**WRITTEN REQUEST 1:**
In the comment on nested document query support, what is pass 2 usually used for in a typical nested-query deployment?
**WRITTEN REQUEST 2:**
Carry on the comment about nested document query support, picking up after its final sentence.

**TEXT TO READ:**
-- BEGIN --

[jira] [Commented] (LUCENE-2454) Nested Document query support

Michael McCandless (JIRA) Thu, 26 May 2011 03:18:37 -0700

    [ 
https://issues.apache.org/jira/browse/LUCENE-2454?page=com.atlassian.jira.plugin.system.issuetabpanels:comment-tabpanel&focusedCommentId=13039623#comment-13039623
 ]


Michael McCandless commented on LUCENE-2454:
--------------------------------------------

bq. I'll need to check LUCENE-3129 for equivalence with PerParentLimitQuery. 
It's certainly a central part of what I typically deploy for nested queries - 
pass 1 is usually a NestedDocumentQuery to get the best parents and pass 2 uses 
PerParentLimitQuery to get the best children for these best parents.

Hmm, so I wonder if we could do this in one pass?  Ie, like grouping,
if you indexed your docs as blocks, you can use the faster single-pass
collector; but if you didn't, you can use the more general but slower
and more-RAM-consuming two pass collector.

It seems like we should be able to do something similar with joins,
somehow... ie Solr's join impl is a start at the "fully general"
two-pass solution.

But I agree the "join child to parent" and then "grouping of child
docs" go hand in hand for searching...

-- END --

**DATA SUPPLIED:**
-- BEGIN --

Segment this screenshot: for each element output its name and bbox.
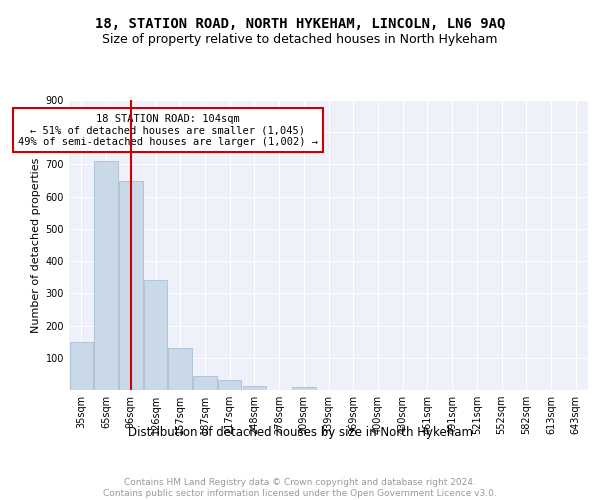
Bar	[119, 180, 143, 390]
Bar	[169, 348, 192, 390]
Bar	[218, 380, 241, 390]
Bar	[144, 280, 167, 390]
Text: Size of property relative to detached houses in North Hykeham: Size of property relative to detached ho…	[102, 32, 498, 46]
Bar	[94, 160, 118, 390]
Bar	[242, 386, 266, 390]
Y-axis label: Number of detached properties: Number of detached properties	[31, 158, 41, 332]
Text: Distribution of detached houses by size in North Hykeham: Distribution of detached houses by size …	[128, 426, 473, 439]
Bar	[193, 376, 217, 390]
Bar	[292, 388, 316, 390]
Text: Contains HM Land Registry data © Crown copyright and database right 2024.
Contai: Contains HM Land Registry data © Crown c…	[103, 478, 497, 498]
Bar	[70, 342, 93, 390]
Text: 18, STATION ROAD, NORTH HYKEHAM, LINCOLN, LN6 9AQ: 18, STATION ROAD, NORTH HYKEHAM, LINCOLN…	[95, 18, 505, 32]
Text: 18 STATION ROAD: 104sqm
← 51% of detached houses are smaller (1,045)
49% of semi: 18 STATION ROAD: 104sqm ← 51% of detache…	[18, 114, 318, 146]
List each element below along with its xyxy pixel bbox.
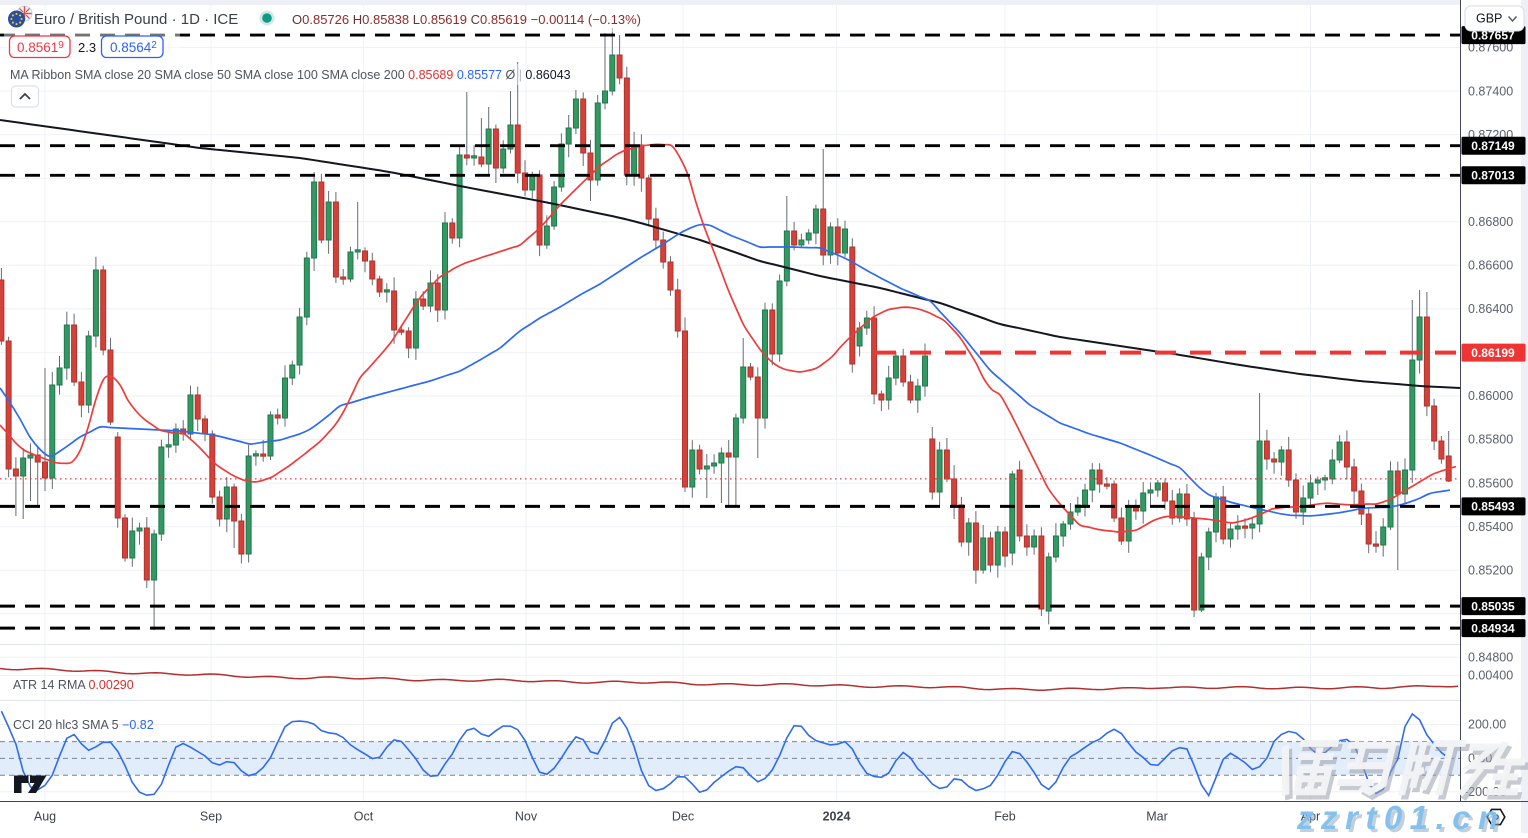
svg-text:200.00: 200.00	[1468, 718, 1506, 732]
svg-text:0.85619: 0.85619	[17, 40, 64, 55]
svg-text:0.85493: 0.85493	[1471, 500, 1515, 514]
svg-text:MA Ribbon SMA close 20 SMA clo: MA Ribbon SMA close 20 SMA close 50 SMA …	[10, 68, 571, 82]
svg-text:Mar: Mar	[1146, 810, 1168, 824]
svg-text:0.86199: 0.86199	[1471, 346, 1515, 360]
svg-text:0.85800: 0.85800	[1468, 433, 1513, 447]
svg-text:Oct: Oct	[354, 810, 374, 824]
svg-text:0.87149: 0.87149	[1471, 139, 1515, 153]
svg-text:Feb: Feb	[994, 810, 1016, 824]
svg-text:0.00400: 0.00400	[1468, 669, 1513, 683]
svg-text:Euro / British Pound · 1D · IC: Euro / British Pound · 1D · ICE	[34, 11, 238, 28]
svg-text:0.85035: 0.85035	[1471, 599, 1515, 613]
svg-text:O0.85726 H0.85838 L0.85619 C0.: O0.85726 H0.85838 L0.85619 C0.85619 −0.0…	[292, 12, 641, 27]
svg-text:ATR 14 RMA 0.00290: ATR 14 RMA 0.00290	[13, 678, 134, 692]
svg-text:Nov: Nov	[515, 810, 538, 824]
svg-text:CCI 20 hlc3 SMA 5 −0.82: CCI 20 hlc3 SMA 5 −0.82	[13, 718, 154, 732]
svg-text:0.86600: 0.86600	[1468, 259, 1513, 273]
svg-text:2024: 2024	[823, 810, 851, 824]
svg-text:0.84934: 0.84934	[1471, 621, 1515, 635]
svg-text:2.3: 2.3	[78, 40, 96, 55]
svg-text:0.87400: 0.87400	[1468, 84, 1513, 98]
svg-text:0.85400: 0.85400	[1468, 520, 1513, 534]
svg-text:0.87013: 0.87013	[1471, 169, 1515, 183]
svg-text:0.85642: 0.85642	[110, 40, 157, 55]
svg-text:0.85200: 0.85200	[1468, 563, 1513, 577]
svg-text:Sep: Sep	[200, 810, 222, 824]
svg-text:0.85600: 0.85600	[1468, 476, 1513, 490]
svg-text:0.86800: 0.86800	[1468, 215, 1513, 229]
svg-text:Dec: Dec	[672, 810, 694, 824]
svg-text:GBP: GBP	[1476, 12, 1502, 26]
svg-text:zzrt01.cn: zzrt01.cn	[1296, 799, 1506, 833]
svg-text:0.84800: 0.84800	[1468, 651, 1513, 665]
svg-text:0.86400: 0.86400	[1468, 302, 1513, 316]
svg-text:Aug: Aug	[34, 810, 56, 824]
svg-text:0.86000: 0.86000	[1468, 389, 1513, 403]
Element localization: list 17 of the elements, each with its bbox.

-- END --

**FINAL ANSWER 1:**
Pass 2 uses PerParentLimitQuery to get the best children for the best parents found in pass 1.

**FINAL ANSWER 2:**
What do you do for facet counting in these apps...?  Post-grouping
faceting also ties in here.

bq. Of course some apps can simply fetch ALL children for the top parents but 
in some cases summarising children is required

Right...

bq.  (note: this is potentially a great solution for performance issues on 
highlighting big docs e.g. entire books).

I think it'd be compelling to index book/articles with each
page/section/chapter being a new doc, and then group them under their
book/article.

bq. I haven't benchmarked nextSetBit vs the existing "rewind" implementation 
but I imagine it may be quicker.

I think it should be much faster -- obs.nextSetBit looks heavily
optimized, since it can operate a word at a time.  Though, if the
groups are smallish, so that nextSetBit is often maybe 2 or 3 bits
away, I'm not sure it'd be faster...

bq. Parent- followed-by-children seems more natural from a user's point of view 
however.

But is it really so bad to ask the app to put parent doc last?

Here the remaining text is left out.